# start of THE DATA

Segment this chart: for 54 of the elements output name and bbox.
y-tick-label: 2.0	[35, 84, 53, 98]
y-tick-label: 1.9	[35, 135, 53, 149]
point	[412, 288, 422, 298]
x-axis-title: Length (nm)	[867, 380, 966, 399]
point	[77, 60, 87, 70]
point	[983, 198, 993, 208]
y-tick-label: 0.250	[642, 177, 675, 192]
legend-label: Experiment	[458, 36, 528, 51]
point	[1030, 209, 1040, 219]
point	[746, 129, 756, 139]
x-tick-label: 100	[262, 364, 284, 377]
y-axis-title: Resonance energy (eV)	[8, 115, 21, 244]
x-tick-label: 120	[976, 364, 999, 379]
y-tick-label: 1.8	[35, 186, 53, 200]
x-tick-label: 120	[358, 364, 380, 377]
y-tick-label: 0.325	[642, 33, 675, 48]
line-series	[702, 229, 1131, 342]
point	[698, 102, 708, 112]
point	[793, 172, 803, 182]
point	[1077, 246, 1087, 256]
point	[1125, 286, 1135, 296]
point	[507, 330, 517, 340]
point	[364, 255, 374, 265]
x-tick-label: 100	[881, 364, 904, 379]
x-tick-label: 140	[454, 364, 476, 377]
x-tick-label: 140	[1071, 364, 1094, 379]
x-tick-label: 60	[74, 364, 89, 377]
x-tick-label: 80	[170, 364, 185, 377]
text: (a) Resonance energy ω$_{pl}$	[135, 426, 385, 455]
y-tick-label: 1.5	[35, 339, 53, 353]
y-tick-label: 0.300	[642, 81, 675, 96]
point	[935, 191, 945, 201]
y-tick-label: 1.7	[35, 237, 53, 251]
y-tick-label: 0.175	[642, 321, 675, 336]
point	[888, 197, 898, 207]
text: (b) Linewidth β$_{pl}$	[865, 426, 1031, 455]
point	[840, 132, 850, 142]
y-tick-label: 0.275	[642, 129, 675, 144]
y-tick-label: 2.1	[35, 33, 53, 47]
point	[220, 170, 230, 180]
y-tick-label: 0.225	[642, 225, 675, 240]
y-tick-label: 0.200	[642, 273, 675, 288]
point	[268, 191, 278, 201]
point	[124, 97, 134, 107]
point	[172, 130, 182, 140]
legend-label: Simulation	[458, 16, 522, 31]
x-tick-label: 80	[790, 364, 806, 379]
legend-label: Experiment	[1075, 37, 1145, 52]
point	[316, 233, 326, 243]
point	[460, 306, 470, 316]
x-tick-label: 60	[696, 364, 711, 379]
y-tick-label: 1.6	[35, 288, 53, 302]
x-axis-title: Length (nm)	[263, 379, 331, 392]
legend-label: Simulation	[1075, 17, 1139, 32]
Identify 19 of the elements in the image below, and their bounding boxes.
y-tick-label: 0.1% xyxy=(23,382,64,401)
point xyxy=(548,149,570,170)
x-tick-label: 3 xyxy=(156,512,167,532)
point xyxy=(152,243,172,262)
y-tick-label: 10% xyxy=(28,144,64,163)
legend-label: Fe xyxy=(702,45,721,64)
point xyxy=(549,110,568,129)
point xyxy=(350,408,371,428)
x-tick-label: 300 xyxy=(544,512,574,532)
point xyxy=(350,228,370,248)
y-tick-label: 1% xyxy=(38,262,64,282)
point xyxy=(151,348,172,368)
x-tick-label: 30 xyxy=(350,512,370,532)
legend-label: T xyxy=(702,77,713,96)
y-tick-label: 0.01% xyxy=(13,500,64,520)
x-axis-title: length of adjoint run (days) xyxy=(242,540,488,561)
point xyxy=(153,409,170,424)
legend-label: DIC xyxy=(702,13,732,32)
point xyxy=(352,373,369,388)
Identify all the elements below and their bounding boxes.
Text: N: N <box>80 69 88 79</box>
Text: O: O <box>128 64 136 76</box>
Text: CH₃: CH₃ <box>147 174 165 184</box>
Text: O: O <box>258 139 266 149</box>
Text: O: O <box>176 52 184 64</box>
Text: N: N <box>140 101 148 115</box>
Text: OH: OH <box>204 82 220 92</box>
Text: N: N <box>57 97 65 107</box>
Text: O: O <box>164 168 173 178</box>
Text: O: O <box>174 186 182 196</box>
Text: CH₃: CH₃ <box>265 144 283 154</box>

# end of THE DATA

STATED GOAL:
Put every line of the records above into a Markdown table with the columns Row and Line, giving each line a running number and leaving out blank lines.

RESPONSE BELOW:
| Row | Line |
|---|---|
| 1 | Segment this chart: for 54 of the elements output name and bbox. |
| 2 | y-tick-label: 2.0	[35, 84, 53, 98] |
| 3 | y-tick-label: 1.9	[35, 135, 53, 149] |
| 4 | point	[412, 288, 422, 298] |
| 5 | x-axis-title: Length (nm)	[867, 380, 966, 399] |
| 6 | point	[77, 60, 87, 70] |
| 7 | point	[983, 198, 993, 208] |
| 8 | y-tick-label: 0.250	[642, 177, 675, 192] |
| 9 | legend-label: Experiment	[458, 36, 528, 51] |
| 10 | point	[1030, 209, 1040, 219] |
| 11 | point	[746, 129, 756, 139] |
| 12 | x-tick-label: 100	[262, 364, 284, 377] |
| 13 | y-axis-title: Resonance energy (eV)	[8, 115, 21, 244] |
| 14 | x-tick-label: 120	[976, 364, 999, 379] |
| 15 | y-tick-label: 1.8	[35, 186, 53, 200] |
| 16 | x-tick-label: 120	[358, 364, 380, 377] |
| 17 | y-tick-label: 0.325	[642, 33, 675, 48] |
| 18 | line-series	[702, 229, 1131, 342] |
| 19 | point	[698, 102, 708, 112] |
| 20 | point	[793, 172, 803, 182] |
| 21 | point	[1077, 246, 1087, 256] |
| 22 | point	[1125, 286, 1135, 296] |
| 23 | point	[507, 330, 517, 340] |
| 24 | point	[364, 255, 374, 265] |
| 25 | x-tick-label: 100	[881, 364, 904, 379] |
| 26 | x-tick-label: 140	[454, 364, 476, 377] |
| 27 | x-tick-label: 140	[1071, 364, 1094, 379] |
| 28 | x-tick-label: 60	[74, 364, 89, 377] |
| 29 | x-tick-label: 80	[170, 364, 185, 377] |
| 30 | text: (a) Resonance energy ω$_{pl}$	[135, 426, 385, 455] |
| 31 | y-tick-label: 1.5	[35, 339, 53, 353] |
| 32 | y-tick-label: 0.300	[642, 81, 675, 96] |
| 33 | point	[935, 191, 945, 201] |
| 34 | y-tick-label: 1.7	[35, 237, 53, 251] |
| 35 | y-tick-label: 0.175	[642, 321, 675, 336] |
| 36 | point	[888, 197, 898, 207] |
| 37 | text: (b) Linewidth β$_{pl}$	[865, 426, 1031, 455] |
| 38 | point	[840, 132, 850, 142] |
| 39 | y-tick-label: 0.275	[642, 129, 675, 144] |
| 40 | y-tick-label: 2.1	[35, 33, 53, 47] |
| 41 | point	[220, 170, 230, 180] |
| 42 | y-tick-label: 0.225	[642, 225, 675, 240] |
| 43 | y-tick-label: 0.200	[642, 273, 675, 288] |
| 44 | point	[268, 191, 278, 201] |
| 45 | point	[124, 97, 134, 107] |
| 46 | point	[172, 130, 182, 140] |
| 47 | legend-label: Simulation	[458, 16, 522, 31] |
| 48 | x-tick-label: 80	[790, 364, 806, 379] |
| 49 | legend-label: Experiment	[1075, 37, 1145, 52] |
| 50 | point	[316, 233, 326, 243] |
| 51 | point	[460, 306, 470, 316] |
| 52 | x-tick-label: 60	[696, 364, 711, 379] |
| 53 | y-tick-label: 1.6	[35, 288, 53, 302] |
| 54 | x-axis-title: Length (nm)	[263, 379, 331, 392] |
| 55 | legend-label: Simulation	[1075, 17, 1139, 32] |
| 56 | Identify 19 of the elements in the image below, and their bounding boxes. |
| 57 | y-tick-label: 0.1% xyxy=(23,382,64,401) |
| 58 | point xyxy=(548,149,570,170) |
| 59 | x-tick-label: 3 xyxy=(156,512,167,532) |
| 60 | point xyxy=(152,243,172,262) |
| 61 | y-tick-label: 10% xyxy=(28,144,64,163) |
| 62 | legend-label: Fe xyxy=(702,45,721,64) |
| 63 | point xyxy=(549,110,568,129) |
| 64 | point xyxy=(350,408,371,428) |
| 65 | x-tick-label: 300 xyxy=(544,512,574,532) |
| 66 | point xyxy=(350,228,370,248) |
| 67 | y-tick-label: 1% xyxy=(38,262,64,282) |
| 68 | point xyxy=(151,348,172,368) |
| 69 | x-tick-label: 30 xyxy=(350,512,370,532) |
| 70 | legend-label: T xyxy=(702,77,713,96) |
| 71 | y-tick-label: 0.01% xyxy=(13,500,64,520) |
| 72 | x-axis-title: length of adjoint run (days) xyxy=(242,540,488,561) |
| 73 | point xyxy=(153,409,170,424) |
| 74 | legend-label: DIC xyxy=(702,13,732,32) |
| 75 | point xyxy=(352,373,369,388) |
| 76 | Identify all the elements below and their bounding boxes. |
| 77 | Text: N: N <box>80 69 88 79</box> |
| 78 | Text: O: O <box>128 64 136 76</box> |
| 79 | Text: CH₃: CH₃ <box>147 174 165 184</box> |
| 80 | Text: O: O <box>258 139 266 149</box> |
| 81 | Text: O: O <box>176 52 184 64</box> |
| 82 | Text: N: N <box>140 101 148 115</box> |
| 83 | Text: OH: OH <box>204 82 220 92</box> |
| 84 | Text: N: N <box>57 97 65 107</box> |
| 85 | Text: O: O <box>164 168 173 178</box> |
| 86 | Text: O: O <box>174 186 182 196</box> |
| 87 | Text: CH₃: CH₃ <box>265 144 283 154</box> |